Peripheria: Iglesia en Salida
Pbro. Lic. José Marcos
Castellón Pérez
En diversos medios se ha dado a conocer, en estos últimos días, el linchamiento a presuntos delincuentes, que sin llegar a provocarles la muerte, se les golpea y se les exhibe; estos hechos manifiestan, por una parte, el fracaso del Estado en materia de seguridad y, por otra, el cansancio y hartazgo de unos ciudadanos que no ven garantizados sus derechos. El linchamiento es síntoma de una grave descomposición social y las autoridades habrán de poner mucha atención, pues en una sociedad que aspira a vivir en estado de derecho, sólo el Estado tiene el deber y el derecho de aplicar penas proporcionadas a la gravedad de un delito.
Existe para toda persona el derecho de la legítima defensa cuando hay un verdadero peligro al ver vulnerada la integridad física, siempre con la fuerza proporcionada a la amenaza. Pero ello no puede ser excusa para justificar el linchamiento, porque se da cuando la sociedad está exacerbada por la ineficacia de la autoridad y porque los ciudadanos no tienen el derecho que tiene la autoridad legítima de aplicar la ley. Sin embargo, con el linchamiento, los ciudadanos están exigiendo la intervención eficiente y eficaz del Estado, es decir, de todos los órganos y niveles de gobierno encargados de la seguridad pública.
Las personas que han sufrido un atraco o cualquier violación a sus derechos fundamentales tienen el derecho de ver resarcido el daño, pero muchas veces, se tiene la sensación de ser tratados por quienes imparten justicia como si ellos fueran los delincuentes; se enfrentan a pretextos de jurisdicción, a artilugios legales, a una mala averiguación previa, a la corrupción de ministerios públicos, a jueces maiceados, etc. Esto revela, por desgracia, un Estado fallido, al que la sociedad siente la necesidad de suplir de forma ilegal con el linchamiento.
El Estado es, pues, el garante de la seguridad pública, pero no el único responsable de ella. Todos los ciudadanos somos responsables de vivir en una sociedad pacífica y segura. La educación y la formación de valores indispensables para la concordia social se dan en el seno de las familias. La escuela también es una agente importante para enseñar el respeto y la sana convivencia. La Iglesia, con su acción evangelizadora, también debe incidir en las sanas relaciones sociales. Siempre será un cuestionamiento que nuestra Patria, siendo mayoritariamente cristiana, sea uno de los países más injustos y violentos del mundo. Como Iglesia nos hemos de preguntar ¿Como hemos contribuido con nuestras acciones u omisiones a la descomposición del tejido social? Gracias a Dios todavía tenemos mucho capital simbólico que podemos aprovechar para revertir esta situación abonando valores humanos y cristianos; en nuestro proceso pastoral diocesano se ha tomado conciencia de que evangelizar es llegar a reconstruir el tejido social.

:: Material extraído ::
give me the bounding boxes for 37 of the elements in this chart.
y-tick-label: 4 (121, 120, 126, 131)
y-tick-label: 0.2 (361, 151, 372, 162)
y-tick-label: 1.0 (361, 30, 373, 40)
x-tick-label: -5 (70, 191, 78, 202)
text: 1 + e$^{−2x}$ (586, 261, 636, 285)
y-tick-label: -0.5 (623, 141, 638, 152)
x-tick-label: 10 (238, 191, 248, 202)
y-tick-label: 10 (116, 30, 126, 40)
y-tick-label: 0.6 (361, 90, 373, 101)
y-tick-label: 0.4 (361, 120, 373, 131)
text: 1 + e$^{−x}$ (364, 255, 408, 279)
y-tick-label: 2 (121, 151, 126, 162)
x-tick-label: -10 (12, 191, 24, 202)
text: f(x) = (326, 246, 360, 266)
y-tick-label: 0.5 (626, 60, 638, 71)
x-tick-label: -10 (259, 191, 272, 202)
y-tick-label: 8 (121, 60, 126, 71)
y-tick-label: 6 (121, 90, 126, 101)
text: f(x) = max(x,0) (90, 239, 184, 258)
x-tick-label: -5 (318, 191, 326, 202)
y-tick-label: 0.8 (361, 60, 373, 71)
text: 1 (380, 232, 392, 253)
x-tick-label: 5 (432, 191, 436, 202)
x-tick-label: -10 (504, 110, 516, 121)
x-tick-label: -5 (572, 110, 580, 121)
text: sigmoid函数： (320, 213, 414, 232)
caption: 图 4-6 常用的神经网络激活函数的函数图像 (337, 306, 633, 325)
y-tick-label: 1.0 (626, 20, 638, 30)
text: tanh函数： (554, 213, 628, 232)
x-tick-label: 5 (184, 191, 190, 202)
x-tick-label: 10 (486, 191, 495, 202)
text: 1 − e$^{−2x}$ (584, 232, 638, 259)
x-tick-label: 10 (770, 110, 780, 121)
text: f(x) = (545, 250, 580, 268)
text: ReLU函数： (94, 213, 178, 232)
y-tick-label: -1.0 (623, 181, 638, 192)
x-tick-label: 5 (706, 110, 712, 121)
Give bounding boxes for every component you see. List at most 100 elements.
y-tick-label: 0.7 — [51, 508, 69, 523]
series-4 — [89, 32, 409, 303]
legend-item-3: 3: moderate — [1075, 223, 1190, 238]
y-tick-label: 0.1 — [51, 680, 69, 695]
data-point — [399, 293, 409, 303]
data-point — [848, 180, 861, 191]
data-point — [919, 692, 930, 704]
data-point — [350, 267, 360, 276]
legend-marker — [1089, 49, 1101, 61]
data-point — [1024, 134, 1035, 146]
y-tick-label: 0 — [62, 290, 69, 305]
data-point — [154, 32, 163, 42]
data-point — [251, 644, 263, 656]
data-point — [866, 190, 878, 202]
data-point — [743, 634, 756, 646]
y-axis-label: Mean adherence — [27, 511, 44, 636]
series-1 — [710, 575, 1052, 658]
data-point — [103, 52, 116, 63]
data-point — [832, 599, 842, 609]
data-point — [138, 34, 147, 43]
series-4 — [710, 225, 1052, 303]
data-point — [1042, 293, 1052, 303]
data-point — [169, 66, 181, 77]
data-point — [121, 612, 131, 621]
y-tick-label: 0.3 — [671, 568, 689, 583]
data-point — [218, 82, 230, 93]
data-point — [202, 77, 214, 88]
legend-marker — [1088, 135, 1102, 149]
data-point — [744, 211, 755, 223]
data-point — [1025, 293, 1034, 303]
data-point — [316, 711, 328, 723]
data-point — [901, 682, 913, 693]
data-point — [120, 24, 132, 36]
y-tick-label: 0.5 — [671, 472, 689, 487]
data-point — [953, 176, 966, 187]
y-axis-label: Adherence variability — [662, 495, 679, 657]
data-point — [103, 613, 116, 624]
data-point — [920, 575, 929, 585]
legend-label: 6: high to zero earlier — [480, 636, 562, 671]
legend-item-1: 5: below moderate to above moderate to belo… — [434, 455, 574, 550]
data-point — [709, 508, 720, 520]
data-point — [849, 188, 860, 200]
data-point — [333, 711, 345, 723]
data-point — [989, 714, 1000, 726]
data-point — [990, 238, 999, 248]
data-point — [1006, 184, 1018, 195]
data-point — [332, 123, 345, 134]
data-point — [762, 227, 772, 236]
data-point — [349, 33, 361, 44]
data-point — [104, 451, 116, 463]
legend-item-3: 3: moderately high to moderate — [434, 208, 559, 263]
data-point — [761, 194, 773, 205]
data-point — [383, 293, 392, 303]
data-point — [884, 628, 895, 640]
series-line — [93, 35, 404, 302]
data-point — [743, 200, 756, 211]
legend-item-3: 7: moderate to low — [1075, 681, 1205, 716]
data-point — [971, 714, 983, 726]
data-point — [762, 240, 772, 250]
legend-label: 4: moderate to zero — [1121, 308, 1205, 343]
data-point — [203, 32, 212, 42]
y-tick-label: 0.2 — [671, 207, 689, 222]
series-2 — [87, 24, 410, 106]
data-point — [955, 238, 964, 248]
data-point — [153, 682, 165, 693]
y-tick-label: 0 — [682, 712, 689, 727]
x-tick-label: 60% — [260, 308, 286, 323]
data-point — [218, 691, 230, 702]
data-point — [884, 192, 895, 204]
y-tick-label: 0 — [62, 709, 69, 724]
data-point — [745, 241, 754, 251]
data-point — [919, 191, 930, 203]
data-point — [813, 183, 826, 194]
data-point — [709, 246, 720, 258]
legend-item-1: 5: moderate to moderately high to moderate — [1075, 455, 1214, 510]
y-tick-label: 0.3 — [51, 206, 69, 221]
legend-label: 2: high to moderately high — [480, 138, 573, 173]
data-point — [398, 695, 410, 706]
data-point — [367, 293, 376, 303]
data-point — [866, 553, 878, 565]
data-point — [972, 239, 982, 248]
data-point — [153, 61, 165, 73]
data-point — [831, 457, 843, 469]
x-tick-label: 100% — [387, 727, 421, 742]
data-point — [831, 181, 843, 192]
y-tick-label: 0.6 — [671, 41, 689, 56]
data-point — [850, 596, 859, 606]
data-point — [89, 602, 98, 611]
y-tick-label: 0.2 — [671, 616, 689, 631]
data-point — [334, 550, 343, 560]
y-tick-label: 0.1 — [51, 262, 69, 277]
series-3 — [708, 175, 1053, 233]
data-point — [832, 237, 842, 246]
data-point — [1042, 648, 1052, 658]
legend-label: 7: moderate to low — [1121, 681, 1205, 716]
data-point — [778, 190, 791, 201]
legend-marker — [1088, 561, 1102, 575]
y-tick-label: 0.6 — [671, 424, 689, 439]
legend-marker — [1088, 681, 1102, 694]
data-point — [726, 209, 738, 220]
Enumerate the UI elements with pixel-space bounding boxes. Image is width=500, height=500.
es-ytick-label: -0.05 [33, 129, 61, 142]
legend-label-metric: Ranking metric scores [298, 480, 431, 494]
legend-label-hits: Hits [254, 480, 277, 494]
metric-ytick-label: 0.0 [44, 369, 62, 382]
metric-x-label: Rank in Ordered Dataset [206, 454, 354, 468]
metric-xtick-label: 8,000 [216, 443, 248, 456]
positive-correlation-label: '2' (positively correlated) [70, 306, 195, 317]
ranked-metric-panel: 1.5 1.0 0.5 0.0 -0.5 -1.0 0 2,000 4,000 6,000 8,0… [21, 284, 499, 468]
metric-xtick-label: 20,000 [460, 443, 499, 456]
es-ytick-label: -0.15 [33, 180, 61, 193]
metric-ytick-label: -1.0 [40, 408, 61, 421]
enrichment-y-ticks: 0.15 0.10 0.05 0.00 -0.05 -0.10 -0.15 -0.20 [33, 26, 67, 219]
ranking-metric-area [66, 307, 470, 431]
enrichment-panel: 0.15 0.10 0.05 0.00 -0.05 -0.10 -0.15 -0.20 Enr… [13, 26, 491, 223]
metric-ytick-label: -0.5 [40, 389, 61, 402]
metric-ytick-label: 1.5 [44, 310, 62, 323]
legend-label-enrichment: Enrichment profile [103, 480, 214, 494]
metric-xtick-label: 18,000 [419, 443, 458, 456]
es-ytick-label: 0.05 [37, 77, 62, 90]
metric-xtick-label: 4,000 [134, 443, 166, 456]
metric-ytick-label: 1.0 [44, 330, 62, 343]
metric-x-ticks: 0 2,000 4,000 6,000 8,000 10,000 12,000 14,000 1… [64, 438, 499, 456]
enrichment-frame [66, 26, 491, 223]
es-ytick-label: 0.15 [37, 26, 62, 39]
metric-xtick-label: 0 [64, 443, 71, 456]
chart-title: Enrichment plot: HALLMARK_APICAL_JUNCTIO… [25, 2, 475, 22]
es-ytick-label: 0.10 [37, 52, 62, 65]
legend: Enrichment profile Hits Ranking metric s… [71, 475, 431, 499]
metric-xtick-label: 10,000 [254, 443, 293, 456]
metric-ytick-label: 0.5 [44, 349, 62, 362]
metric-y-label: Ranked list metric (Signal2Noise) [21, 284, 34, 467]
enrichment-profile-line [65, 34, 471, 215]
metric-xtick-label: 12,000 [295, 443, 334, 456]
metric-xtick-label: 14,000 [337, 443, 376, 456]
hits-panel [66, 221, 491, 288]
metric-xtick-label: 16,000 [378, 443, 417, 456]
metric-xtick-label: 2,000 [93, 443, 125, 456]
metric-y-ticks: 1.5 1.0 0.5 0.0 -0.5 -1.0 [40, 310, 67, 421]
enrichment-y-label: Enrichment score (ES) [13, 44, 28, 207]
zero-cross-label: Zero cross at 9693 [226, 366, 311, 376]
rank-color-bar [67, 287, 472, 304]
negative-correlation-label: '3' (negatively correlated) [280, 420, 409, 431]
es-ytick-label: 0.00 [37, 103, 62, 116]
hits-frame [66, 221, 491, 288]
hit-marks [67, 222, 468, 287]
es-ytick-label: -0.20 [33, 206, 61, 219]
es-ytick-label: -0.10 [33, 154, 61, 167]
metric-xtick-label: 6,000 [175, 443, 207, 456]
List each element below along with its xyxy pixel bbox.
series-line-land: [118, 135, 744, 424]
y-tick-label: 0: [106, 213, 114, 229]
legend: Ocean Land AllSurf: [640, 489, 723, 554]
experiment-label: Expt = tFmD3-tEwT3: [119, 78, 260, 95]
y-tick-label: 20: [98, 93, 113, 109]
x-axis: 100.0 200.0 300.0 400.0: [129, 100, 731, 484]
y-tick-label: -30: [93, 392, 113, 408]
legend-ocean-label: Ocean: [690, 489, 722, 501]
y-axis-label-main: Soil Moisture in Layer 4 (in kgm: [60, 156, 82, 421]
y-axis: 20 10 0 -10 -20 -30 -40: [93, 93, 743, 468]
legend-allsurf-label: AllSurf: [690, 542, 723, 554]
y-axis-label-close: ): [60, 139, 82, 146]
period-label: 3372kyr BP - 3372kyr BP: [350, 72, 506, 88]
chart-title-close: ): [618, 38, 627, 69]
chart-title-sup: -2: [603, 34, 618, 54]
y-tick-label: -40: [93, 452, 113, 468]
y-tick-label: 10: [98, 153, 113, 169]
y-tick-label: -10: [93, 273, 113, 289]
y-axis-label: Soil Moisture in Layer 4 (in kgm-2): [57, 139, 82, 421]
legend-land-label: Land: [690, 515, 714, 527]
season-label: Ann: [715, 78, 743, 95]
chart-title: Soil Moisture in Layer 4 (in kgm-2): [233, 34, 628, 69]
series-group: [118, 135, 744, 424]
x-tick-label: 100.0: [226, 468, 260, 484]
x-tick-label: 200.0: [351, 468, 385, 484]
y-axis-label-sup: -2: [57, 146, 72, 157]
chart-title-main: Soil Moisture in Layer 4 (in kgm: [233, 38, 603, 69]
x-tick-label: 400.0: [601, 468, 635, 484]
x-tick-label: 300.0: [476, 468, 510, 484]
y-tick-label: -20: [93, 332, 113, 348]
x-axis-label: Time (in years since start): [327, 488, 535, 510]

:: Cómo resolverla ::
En el texto sobre el linchamiento, ¿quién tiene el deber y el derecho de aplicar penas proporcionadas a la gravedad de un delito? Los registros no tienen ningún papel en esto.

:: Espacio de respuesta ::
Sólo el Estado.